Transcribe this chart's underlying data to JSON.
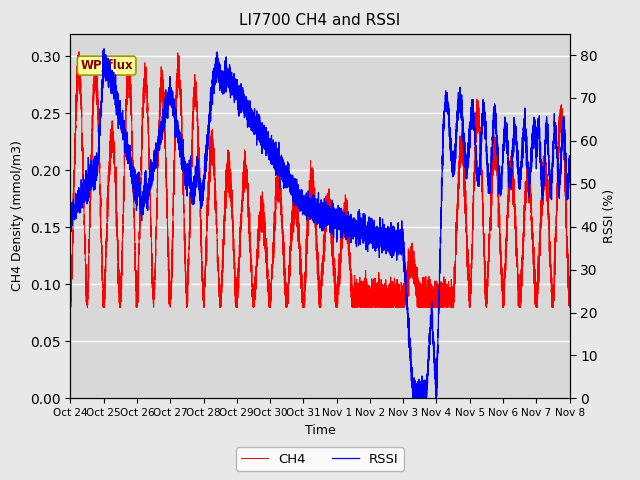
{
  "title": "LI7700 CH4 and RSSI",
  "xlabel": "Time",
  "ylabel_left": "CH4 Density (mmol/m3)",
  "ylabel_right": "RSSI (%)",
  "xlim": [
    0,
    15
  ],
  "ylim_left": [
    0.0,
    0.32
  ],
  "ylim_right": [
    0,
    85
  ],
  "yticks_left": [
    0.0,
    0.05,
    0.1,
    0.15,
    0.2,
    0.25,
    0.3
  ],
  "yticks_right": [
    0,
    10,
    20,
    30,
    40,
    50,
    60,
    70,
    80
  ],
  "xtick_labels": [
    "Oct 24",
    "Oct 25",
    "Oct 26",
    "Oct 27",
    "Oct 28",
    "Oct 29",
    "Oct 30",
    "Oct 31",
    "Nov 1",
    "Nov 2",
    "Nov 3",
    "Nov 4",
    "Nov 5",
    "Nov 6",
    "Nov 7",
    "Nov 8"
  ],
  "xtick_positions": [
    0,
    1,
    2,
    3,
    4,
    5,
    6,
    7,
    8,
    9,
    10,
    11,
    12,
    13,
    14,
    15
  ],
  "legend_label_ch4": "CH4",
  "legend_label_rssi": "RSSI",
  "ch4_color": "#FF0000",
  "rssi_color": "#0000FF",
  "fig_facecolor": "#E8E8E8",
  "plot_facecolor": "#D8D8D8",
  "annotation_text": "WP_flux",
  "annotation_box_facecolor": "#FFFF99",
  "annotation_box_edgecolor": "#999900",
  "annotation_text_color": "#880000"
}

• Given exercise: Restate the whole of the material word for word without the pictures.

• Exercise answer:
Transcribe this chart's underlying data to JSON.
{
  "title": "LI7700 CH4 and RSSI",
  "xlabel": "Time",
  "ylabel_left": "CH4 Density (mmol/m3)",
  "ylabel_right": "RSSI (%)",
  "xlim": [
    0,
    15
  ],
  "ylim_left": [
    0.0,
    0.32
  ],
  "ylim_right": [
    0,
    85
  ],
  "yticks_left": [
    0.0,
    0.05,
    0.1,
    0.15,
    0.2,
    0.25,
    0.3
  ],
  "yticks_right": [
    0,
    10,
    20,
    30,
    40,
    50,
    60,
    70,
    80
  ],
  "xtick_labels": [
    "Oct 24",
    "Oct 25",
    "Oct 26",
    "Oct 27",
    "Oct 28",
    "Oct 29",
    "Oct 30",
    "Oct 31",
    "Nov 1",
    "Nov 2",
    "Nov 3",
    "Nov 4",
    "Nov 5",
    "Nov 6",
    "Nov 7",
    "Nov 8"
  ],
  "xtick_positions": [
    0,
    1,
    2,
    3,
    4,
    5,
    6,
    7,
    8,
    9,
    10,
    11,
    12,
    13,
    14,
    15
  ],
  "legend_label_ch4": "CH4",
  "legend_label_rssi": "RSSI",
  "ch4_color": "#FF0000",
  "rssi_color": "#0000FF",
  "fig_facecolor": "#E8E8E8",
  "plot_facecolor": "#D8D8D8",
  "annotation_text": "WP_flux",
  "annotation_box_facecolor": "#FFFF99",
  "annotation_box_edgecolor": "#999900",
  "annotation_text_color": "#880000"
}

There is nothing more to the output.